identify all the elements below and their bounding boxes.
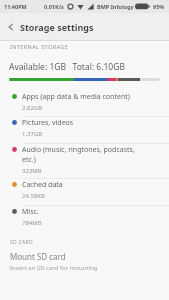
button[interactable]: Misc. [0, 207, 169, 227]
staticText: INTERNAL STORAGE [10, 43, 69, 50]
button[interactable]: Cached data [0, 180, 169, 200]
staticText: Misc. [22, 207, 39, 217]
staticText: 95% [153, 3, 165, 10]
button[interactable]: Audio (music, ringtones, podcasts, [0, 145, 169, 175]
staticText: etc.) [22, 155, 36, 165]
staticText: Available: 1GB Total: 6.10GB [9, 61, 125, 73]
staticText: 323MB [22, 167, 42, 175]
staticText: Cached data [22, 180, 63, 190]
staticText: Pictures, videos [22, 118, 74, 128]
staticText: Mount SD card [10, 251, 66, 262]
staticText: 0.01K/s [44, 3, 64, 10]
staticText: 11:40PM [4, 3, 27, 10]
staticText: 784MB [22, 219, 42, 227]
button[interactable]: Storage settings [0, 13, 169, 40]
staticText: 2.62GB [22, 104, 43, 112]
staticText: 1.37GB [22, 130, 43, 138]
staticText: 24.58KB [22, 192, 45, 200]
staticText: Storage settings [20, 21, 94, 33]
button[interactable]: Apps (app data & media content) [0, 92, 169, 112]
staticText: Apps (app data & media content) [22, 92, 130, 102]
staticText: Insert an SD card for mounting [10, 264, 98, 272]
button[interactable]: Pictures, videos [0, 118, 169, 138]
staticText: BMP Infology [97, 3, 134, 10]
button[interactable]: Mount SD card [0, 251, 169, 272]
staticText: Audio (music, ringtones, podcasts, [22, 145, 135, 155]
staticText: SD CARD [10, 239, 33, 246]
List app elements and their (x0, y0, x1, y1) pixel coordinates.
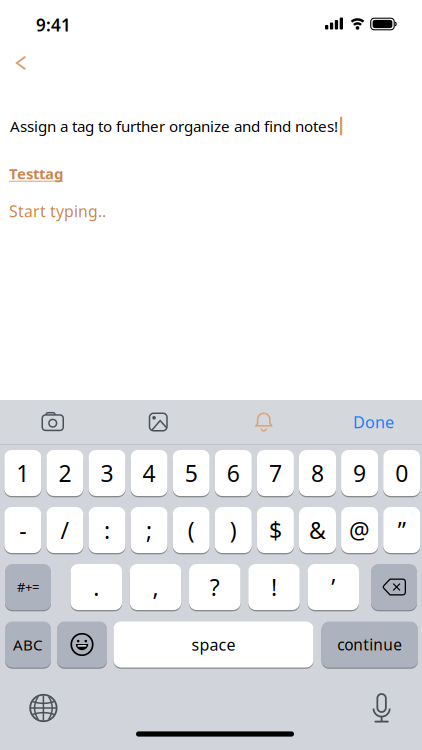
button[interactable]: 2 (46, 450, 83, 496)
staticText: 9:41 (36, 14, 71, 36)
staticText: ) (230, 515, 237, 545)
staticText: : (104, 515, 110, 545)
staticText: space (192, 634, 236, 655)
button[interactable] (7, 49, 35, 77)
button[interactable]: 6 (215, 450, 252, 496)
staticText: 9 (353, 458, 366, 488)
staticText: 0 (395, 458, 408, 488)
staticText: 2 (58, 458, 71, 488)
button[interactable]: 3 (88, 450, 126, 496)
button[interactable]: ’ (308, 564, 359, 610)
staticText: 3 (100, 458, 114, 488)
button[interactable]: , (130, 564, 181, 610)
staticText: 8 (311, 458, 324, 488)
staticText: - (19, 515, 26, 545)
button[interactable]: 5 (173, 450, 210, 496)
button[interactable]: 0 (383, 450, 420, 496)
button[interactable]: ( (173, 507, 210, 553)
button[interactable]: : (88, 507, 126, 553)
button[interactable]: . (70, 564, 122, 610)
staticText: ’ (331, 572, 335, 602)
button[interactable]: 1 (4, 450, 41, 496)
button[interactable]: & (299, 507, 336, 553)
staticText: 7 (269, 458, 282, 488)
staticText: ( (188, 515, 195, 545)
button[interactable]: Done (338, 404, 408, 440)
staticText: #+= (17, 578, 39, 596)
button[interactable]: ; (131, 507, 168, 553)
button[interactable] (23, 404, 83, 440)
staticText: 4 (143, 458, 156, 488)
button[interactable]: 8 (299, 450, 336, 496)
staticText: Testtag (9, 164, 63, 183)
button[interactable]: 7 (257, 450, 294, 496)
button[interactable] (128, 404, 188, 440)
staticText: ABC (13, 634, 43, 654)
staticText: Start typing.. (9, 200, 106, 222)
staticText: Done (353, 411, 394, 433)
staticText: / (60, 515, 69, 545)
staticText: 6 (227, 458, 240, 488)
button[interactable] (359, 685, 405, 731)
staticText: @ (349, 515, 370, 545)
button[interactable]: #+= (5, 564, 51, 610)
button[interactable] (57, 622, 107, 668)
staticText: ; (146, 515, 152, 545)
staticText: , (152, 572, 158, 602)
button[interactable]: ) (215, 507, 252, 553)
button[interactable]: ? (189, 564, 241, 610)
staticText: $ (269, 515, 282, 545)
staticText: Assign a tag to further organize and fin… (10, 116, 338, 136)
staticText: continue (337, 634, 402, 655)
button[interactable]: - (4, 507, 41, 553)
button[interactable]: continue (322, 622, 418, 668)
staticText: & (309, 515, 326, 545)
staticText: ! (271, 572, 277, 602)
button[interactable]: Testtag (9, 164, 63, 183)
button[interactable]: / (46, 507, 83, 553)
staticText: 5 (185, 458, 198, 488)
button[interactable] (20, 685, 66, 731)
staticText: . (93, 572, 99, 602)
staticText: 1 (16, 458, 29, 488)
button[interactable] (371, 564, 417, 610)
button[interactable]: space (114, 622, 314, 668)
button[interactable]: $ (257, 507, 294, 553)
button[interactable]: @ (341, 507, 378, 553)
button[interactable]: ABC (5, 622, 51, 668)
button[interactable]: ! (248, 564, 300, 610)
button[interactable]: ” (383, 507, 420, 553)
button[interactable]: 9 (341, 450, 378, 496)
button[interactable]: 4 (131, 450, 168, 496)
staticText: ? (210, 572, 220, 602)
staticText: ” (398, 515, 406, 545)
button[interactable] (234, 404, 294, 440)
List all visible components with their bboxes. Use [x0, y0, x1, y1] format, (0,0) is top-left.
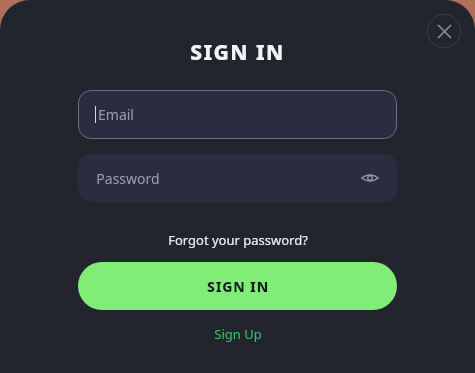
button[interactable]: Sign Up [206, 322, 270, 346]
staticText: Password [96, 169, 160, 188]
staticText: SIGN IN [207, 277, 269, 296]
button[interactable]: Show password [355, 163, 385, 193]
button[interactable]: SIGN IN [78, 262, 397, 310]
button[interactable]: Close [427, 14, 461, 48]
staticText: Email [98, 105, 134, 124]
staticText: Forgot your password? [168, 231, 308, 249]
button[interactable]: Forgot your password? [162, 228, 314, 252]
button[interactable]: Email [78, 90, 397, 139]
button[interactable]: Password [78, 154, 397, 202]
staticText: SIGN IN [190, 38, 285, 67]
staticText: Sign Up [214, 325, 262, 343]
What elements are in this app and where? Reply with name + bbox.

====

> _Problem requirements_
State only the number of lines in the data above that contain the string "Done".

> _Exercise response_
2